Extracted records:
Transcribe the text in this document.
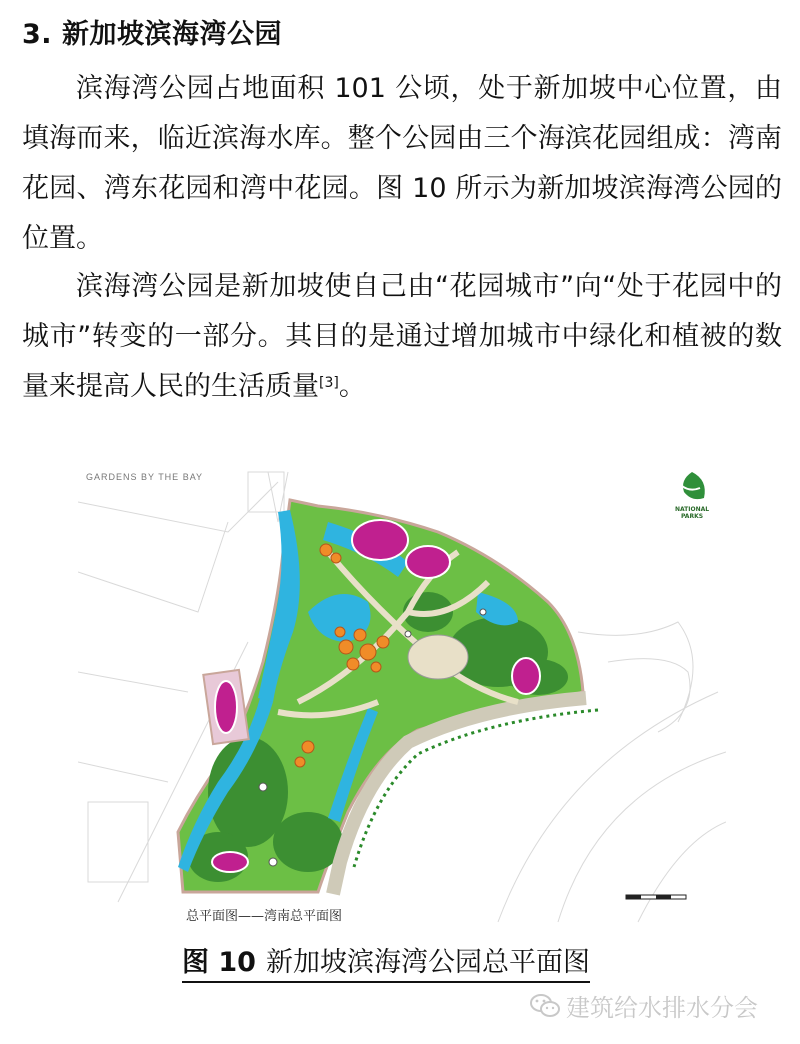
3. 新加坡滨海湾公园

滨海湾公园占地面积 101 公顷，处于新加坡中心位置，由填海而来，临近滨海水库。整个公园由三个海滨花园组成：湾南花园、湾东花园和湾中花园。图 10 所示为新加坡滨海湾公园的位置。

滨海湾公园是新加坡使自己由“花园城市”向“处于花园中的城市”转变的一部分。其目的是通过增加城市中绿化和植被的数量来提高人民的生活质量[3]。

GARDENS BY THE BAY
NATIONAL PARKS
总平面图——湾南总平面图

图 10 新加坡滨海湾公园总平面图

建筑给水排水分会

• _Set exercise_
Return the listing above unchanged, apart from dropping its pictures.

• _In response_
Transcribe the text in this document.
3. 新加坡滨海湾公园

滨海湾公园占地面积 101 公顷，处于新加坡中心位置，由填海而来，临近滨海水库。整个公园由三个海滨花园组成：湾南花园、湾东花园和湾中花园。图 10 所示为新加坡滨海湾公园的位置。

滨海湾公园是新加坡使自己由“花园城市”向“处于花园中的城市”转变的一部分。其目的是通过增加城市中绿化和植被的数量来提高人民的生活质量[3]。

GARDENS BY THE BAY
NATIONAL PARKS
总平面图——湾南总平面图

图 10 新加坡滨海湾公园总平面图

建筑给水排水分会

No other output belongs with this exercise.